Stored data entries
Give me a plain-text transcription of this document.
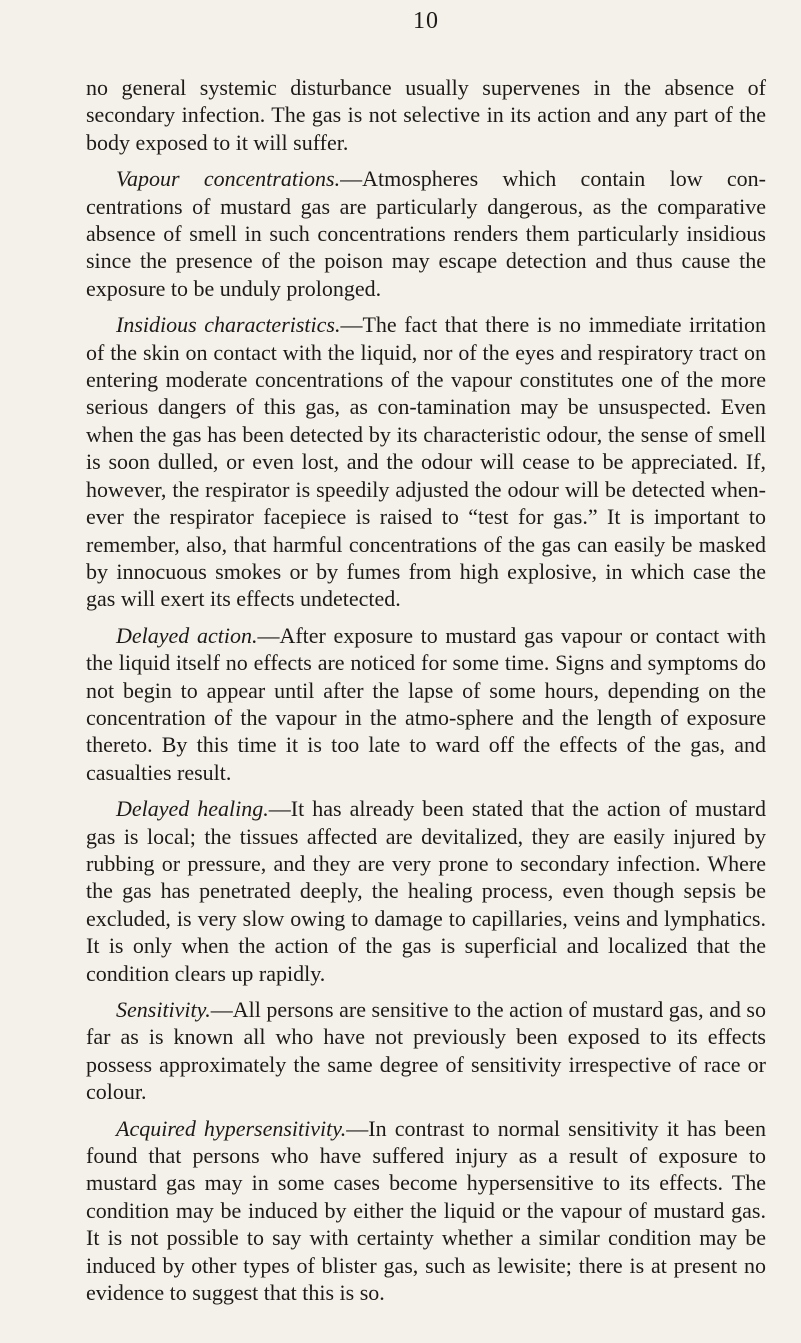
10

no general systemic disturbance usually supervenes in the absence of secondary infection. The gas is not selective in its action and any part of the body exposed to it will suffer.

Vapour concentrations.—Atmospheres which contain low con-centrations of mustard gas are particularly dangerous, as the comparative absence of smell in such concentrations renders them particularly insidious since the presence of the poison may escape detection and thus cause the exposure to be unduly prolonged.

Insidious characteristics.—The fact that there is no immediate irritation of the skin on contact with the liquid, nor of the eyes and respiratory tract on entering moderate concentrations of the vapour constitutes one of the more serious dangers of this gas, as con-tamination may be unsuspected. Even when the gas has been detected by its characteristic odour, the sense of smell is soon dulled, or even lost, and the odour will cease to be appreciated. If, however, the respirator is speedily adjusted the odour will be detected when-ever the respirator facepiece is raised to “test for gas.” It is important to remember, also, that harmful concentrations of the gas can easily be masked by innocuous smokes or by fumes from high explosive, in which case the gas will exert its effects undetected.

Delayed action.—After exposure to mustard gas vapour or contact with the liquid itself no effects are noticed for some time. Signs and symptoms do not begin to appear until after the lapse of some hours, depending on the concentration of the vapour in the atmo-sphere and the length of exposure thereto. By this time it is too late to ward off the effects of the gas, and casualties result.

Delayed healing.—It has already been stated that the action of mustard gas is local; the tissues affected are devitalized, they are easily injured by rubbing or pressure, and they are very prone to secondary infection. Where the gas has penetrated deeply, the healing process, even though sepsis be excluded, is very slow owing to damage to capillaries, veins and lymphatics. It is only when the action of the gas is superficial and localized that the condition clears up rapidly.

Sensitivity.—All persons are sensitive to the action of mustard gas, and so far as is known all who have not previously been exposed to its effects possess approximately the same degree of sensitivity irrespective of race or colour.

Acquired hypersensitivity.—In contrast to normal sensitivity it has been found that persons who have suffered injury as a result of exposure to mustard gas may in some cases become hypersensitive to its effects. The condition may be induced by either the liquid or the vapour of mustard gas. It is not possible to say with certainty whether a similar condition may be induced by other types of blister gas, such as lewisite; there is at present no evidence to suggest that this is so.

* _Set problem_: Go through the listing above and locate each line that holds the word "condition". Copy those lines.

* _Exercise response_:
Delayed healing.—It has already been stated that the action of mustard gas is local; the tissues affected are devitalized, they are easily injured by rubbing or pressure, and they are very prone to secondary infection. Where the gas has penetrated deeply, the healing process, even though sepsis be excluded, is very slow owing to damage to capillaries, veins and lymphatics. It is only when the action of the gas is superficial and localized that the condition clears up rapidly.
Acquired hypersensitivity.—In contrast to normal sensitivity it has been found that persons who have suffered injury as a result of exposure to mustard gas may in some cases become hypersensitive to its effects. The condition may be induced by either the liquid or the vapour of mustard gas. It is not possible to say with certainty whether a similar condition may be induced by other types of blister gas, such as lewisite; there is at present no evidence to suggest that this is so.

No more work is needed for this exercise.